RECORDS FOR THE EXERCISE:
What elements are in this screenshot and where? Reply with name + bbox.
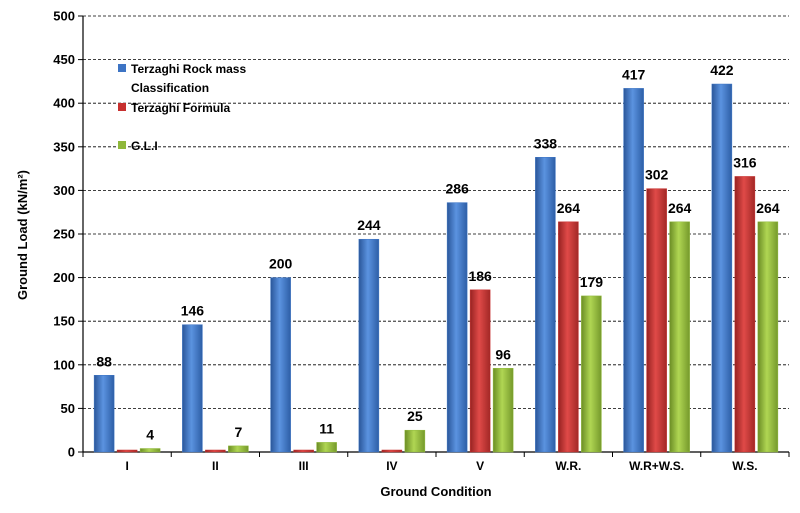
y-tick-label: 350 (53, 139, 75, 154)
bar (381, 449, 403, 453)
data-label: 338 (534, 135, 558, 151)
data-label: 264 (668, 200, 692, 216)
y-tick-label: 50 (61, 401, 75, 416)
legend-swatch-terzaghi-rock-mass (118, 64, 126, 72)
data-label: 302 (645, 167, 669, 183)
bar (469, 289, 491, 453)
data-label: 179 (580, 274, 604, 290)
bar (228, 445, 249, 453)
bar (734, 176, 756, 453)
bar (669, 221, 690, 453)
bar (535, 157, 556, 453)
data-label: 264 (756, 200, 780, 216)
data-label: 25 (407, 408, 423, 424)
x-axis-title: Ground Condition (380, 484, 491, 499)
y-tick-label: 400 (53, 96, 75, 111)
data-label: 7 (234, 424, 242, 440)
data-label: 88 (96, 353, 112, 369)
bar (205, 449, 226, 453)
data-label: 422 (710, 62, 734, 78)
bar (293, 449, 314, 453)
data-label: 4 (146, 427, 154, 443)
x-tick-label: W.R. (555, 459, 581, 473)
bar (316, 442, 337, 453)
y-tick-label: 0 (68, 445, 75, 460)
y-tick-label: 250 (53, 227, 75, 242)
x-tick-label: II (212, 459, 219, 473)
data-labels: 88 4 146 7 200 11 244 25 286 186 96 338 264 179 417 302… (96, 62, 779, 442)
bar (492, 368, 514, 453)
data-label: 316 (733, 154, 757, 170)
y-tick-label: 500 (53, 9, 75, 24)
x-tick-label: W.R+W.S. (629, 459, 684, 473)
bar (139, 448, 161, 453)
legend-swatch-terzaghi-formula (118, 103, 126, 111)
data-label: 264 (557, 200, 581, 216)
bar (646, 188, 667, 453)
y-tick-label: 100 (53, 357, 75, 372)
bar (358, 238, 380, 453)
bar (93, 375, 115, 453)
bar (446, 202, 468, 453)
y-tick-label: 200 (53, 270, 75, 285)
y-tick-label: 450 (53, 52, 75, 67)
data-label: 417 (622, 66, 646, 82)
bar (116, 449, 138, 453)
bars (93, 83, 779, 453)
y-axis-title: Ground Load (kN/m²) (15, 170, 30, 300)
bar (270, 277, 291, 453)
x-tick-label: I (125, 459, 128, 473)
data-label: 146 (181, 303, 205, 319)
x-tick-label: V (476, 459, 484, 473)
data-label: 11 (319, 420, 334, 436)
bar (711, 83, 733, 453)
bar (182, 324, 203, 453)
legend: Terzaghi Rock mass Classification Terzag… (118, 62, 250, 153)
x-tick-label: W.S. (732, 459, 757, 473)
bar (404, 429, 426, 453)
x-tick-label: IV (386, 459, 397, 473)
data-label: 244 (357, 217, 381, 233)
y-tick-label: 150 (53, 314, 75, 329)
data-label: 186 (468, 268, 492, 284)
legend-label-terzaghi-rock-mass: Terzaghi Rock mass Classification (131, 62, 250, 95)
y-tick-label: 300 (53, 183, 75, 198)
legend-swatch-gli (118, 141, 126, 149)
bar (757, 221, 779, 453)
bar (581, 295, 602, 453)
gridlines (83, 15, 789, 409)
bar (558, 221, 579, 453)
data-label: 286 (445, 181, 469, 197)
data-label: 200 (269, 256, 293, 272)
legend-label-terzaghi-formula: Terzaghi Formula (131, 101, 230, 115)
legend-label-gli: G.L.I (131, 139, 158, 153)
x-tick-label: III (299, 459, 309, 473)
bar (623, 88, 644, 453)
data-label: 96 (495, 346, 511, 362)
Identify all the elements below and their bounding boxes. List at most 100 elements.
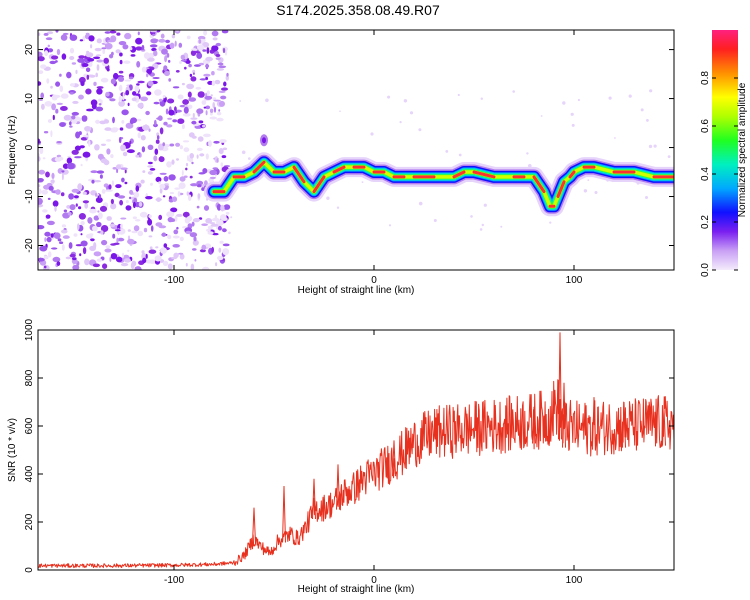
heatmap-noise-cell xyxy=(125,200,129,204)
heatmap-noise-cell xyxy=(203,106,207,109)
heatmap-noise-cell xyxy=(148,235,153,238)
heatmap-noise-cell xyxy=(149,246,153,250)
heatmap-noise-cell xyxy=(148,249,157,254)
heatmap-noise-cell xyxy=(125,90,130,96)
heatmap-noise-cell xyxy=(96,258,103,262)
heatmap-noise-cell xyxy=(148,161,153,165)
heatmap-noise-cell xyxy=(46,220,55,226)
colorbar-tick-label: 0.0 xyxy=(700,263,711,277)
heatmap-ridge-peak xyxy=(532,175,546,194)
heatmap-noise-cell xyxy=(148,81,154,86)
heatmap-noise-cell xyxy=(172,119,178,123)
heatmap-noise-cell xyxy=(82,151,91,158)
heatmap-noise-cell xyxy=(159,127,164,135)
heatmap-noise-cell xyxy=(186,35,191,40)
heatmap-faint-cell xyxy=(608,96,612,100)
heatmap-noise-cell xyxy=(135,46,143,51)
heatmap-noise-cell xyxy=(95,54,102,57)
heatmap-noise-cell xyxy=(66,71,72,79)
heatmap-noise-cell xyxy=(179,60,182,65)
heatmap-noise-cell xyxy=(106,139,112,142)
heatmap-noise-cell xyxy=(121,120,125,124)
heatmap-noise-cell xyxy=(127,102,130,107)
snr-spike xyxy=(592,397,596,450)
heatmap-noise-cell xyxy=(145,110,150,116)
heatmap-noise-cell xyxy=(178,182,186,189)
heatmap-noise-cell xyxy=(143,227,148,233)
heatmap-noise-cell xyxy=(71,149,79,155)
heatmap-noise-cell xyxy=(137,102,144,109)
heatmap-noise-cell xyxy=(47,48,54,53)
chart-title: S174.2025.358.08.49.R07 xyxy=(276,2,440,18)
heatmap-noise-cell xyxy=(112,167,117,170)
heatmap-faint-cell xyxy=(528,164,532,168)
heatmap-noise-cell xyxy=(205,56,213,62)
heatmap-noise-cell xyxy=(124,32,132,40)
heatmap-faint-cell xyxy=(418,201,423,206)
heatmap-noise-cell xyxy=(159,187,163,194)
heatmap-noise-cell xyxy=(38,188,42,195)
heatmap-noise-cell xyxy=(201,244,207,250)
heatmap-noise-cell xyxy=(212,37,218,41)
heatmap-noise-cell xyxy=(65,256,72,260)
heatmap-noise-cell xyxy=(78,206,82,210)
heatmap-noise-cell xyxy=(92,263,100,268)
heatmap-noise-cell xyxy=(197,136,204,142)
heatmap-noise-cell xyxy=(169,143,175,147)
heatmap-noise-cell xyxy=(92,225,98,232)
y-tick-label: 800 xyxy=(24,369,35,386)
heatmap-noise-cell xyxy=(183,147,190,153)
heatmap-noise-cell xyxy=(225,75,229,81)
y-tick-label: 200 xyxy=(24,513,35,530)
heatmap-noise-cell xyxy=(110,253,118,260)
heatmap-noise-cell xyxy=(166,53,170,58)
heatmap-noise-cell xyxy=(104,127,112,131)
heatmap-noise-cell xyxy=(136,83,140,86)
heatmap-noise-cell xyxy=(56,141,62,144)
heatmap-noise-cell xyxy=(78,94,84,100)
heatmap-noise-cell xyxy=(147,218,153,226)
heatmap-noise-cell xyxy=(155,176,162,183)
heatmap-noise-cell xyxy=(69,121,72,126)
heatmap-noise-cell xyxy=(118,96,123,103)
heatmap-noise-cell xyxy=(119,127,124,131)
heatmap-noise-cell xyxy=(40,64,47,69)
heatmap-noise-cell xyxy=(82,134,89,138)
heatmap-noise-cell xyxy=(80,163,83,167)
heatmap-noise-cell xyxy=(165,108,169,115)
heatmap-noise-cell xyxy=(211,71,215,76)
heatmap-noise-cell xyxy=(149,168,156,171)
heatmap-noise-cell xyxy=(145,196,153,200)
y-tick-label: -10 xyxy=(24,189,35,204)
heatmap-noise-cell xyxy=(162,95,166,99)
heatmap-faint-cell xyxy=(646,119,649,122)
heatmap-noise-cell xyxy=(38,184,41,188)
heatmap-noise-cell xyxy=(91,103,97,110)
heatmap-noise-cell xyxy=(123,258,131,263)
heatmap-noise-cell xyxy=(189,232,198,238)
heatmap-noise-cell xyxy=(48,185,54,191)
heatmap-noise-cell xyxy=(171,159,175,165)
heatmap-noise-cell xyxy=(196,147,203,151)
heatmap-noise-cell xyxy=(109,98,116,102)
heatmap-noise-cell xyxy=(86,108,94,112)
heatmap-noise-cell xyxy=(69,56,75,60)
heatmap-noise-cell xyxy=(215,262,218,267)
heatmap-noise-cell xyxy=(50,233,54,238)
heatmap-noise-cell xyxy=(203,30,208,36)
heatmap-noise-cell xyxy=(60,34,68,41)
snr-y-label: SNR (10 * v/v) xyxy=(7,418,18,482)
heatmap-noise-cell xyxy=(102,49,106,54)
heatmap-noise-cell xyxy=(192,239,199,246)
heatmap-noise-cell xyxy=(167,98,175,104)
heatmap-noise-cell xyxy=(72,257,77,261)
heatmap-noise-cell xyxy=(196,184,202,188)
heatmap-noise-cell xyxy=(190,183,198,187)
heatmap-noise-cell xyxy=(173,252,179,258)
heatmap-noise-cell xyxy=(197,193,201,199)
heatmap-noise-cell xyxy=(171,34,176,39)
heatmap-noise-cell xyxy=(210,112,213,116)
heatmap-noise-cell xyxy=(116,168,119,174)
heatmap-noise-cell xyxy=(38,257,45,262)
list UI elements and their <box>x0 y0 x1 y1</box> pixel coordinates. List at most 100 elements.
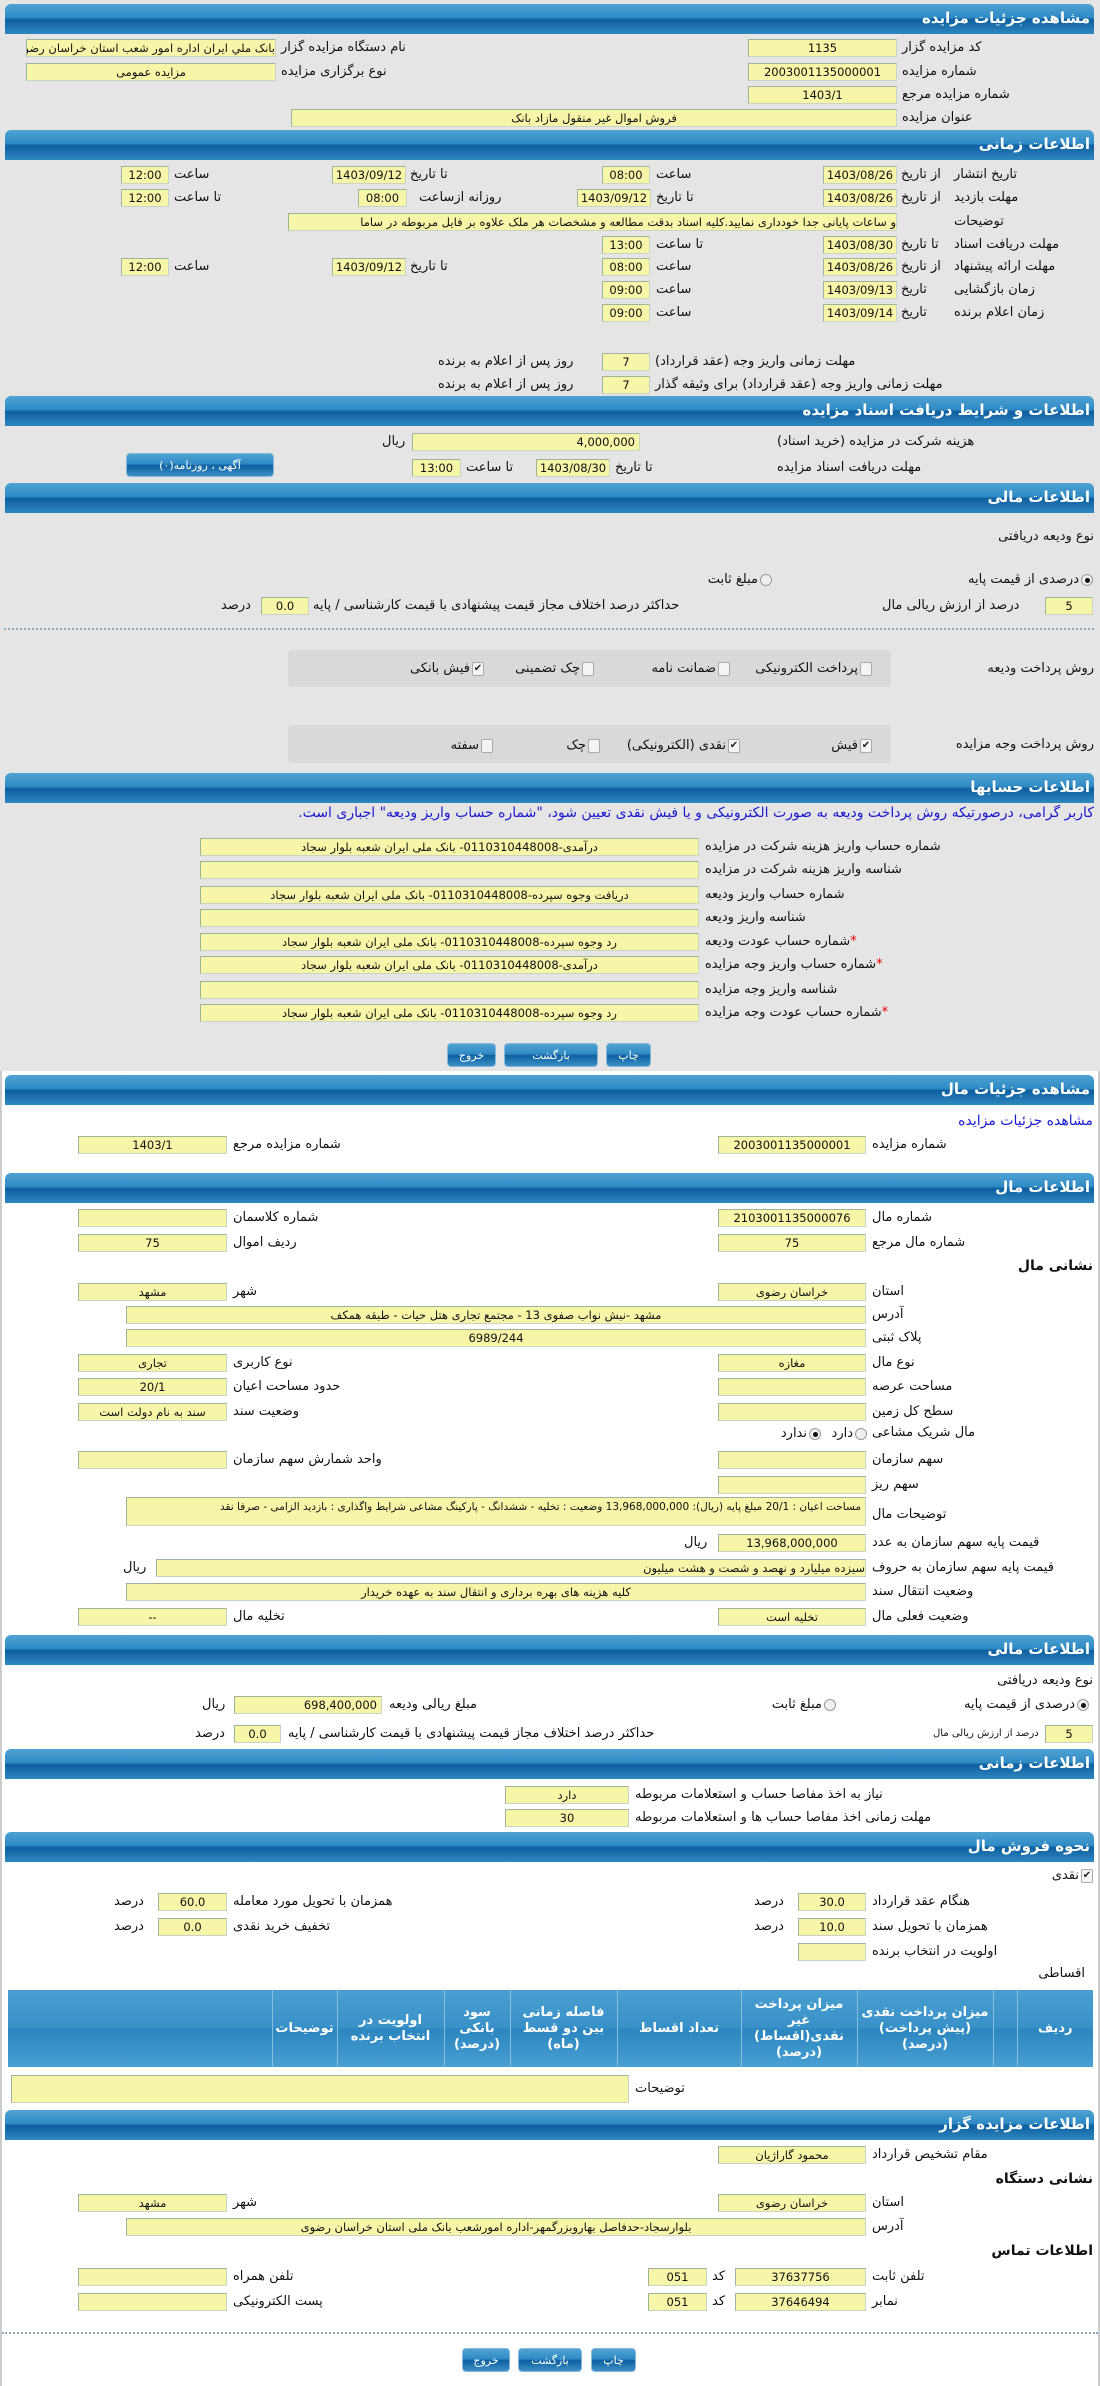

STATED TASK: Extract the lines from the one containing "heatmap-noise-cell xyxy=(125,200,129,204)" through the one containing "heatmap-noise-cell xyxy=(125,90,130,96)", inclusive, and reproduce them verbatim.

THE RESPONSE:
heatmap-noise-cell xyxy=(125,200,129,204)
heatmap-noise-cell xyxy=(203,106,207,109)
heatmap-noise-cell xyxy=(148,235,153,238)
heatmap-noise-cell xyxy=(149,246,153,250)
heatmap-noise-cell xyxy=(148,249,157,254)
heatmap-noise-cell xyxy=(125,90,130,96)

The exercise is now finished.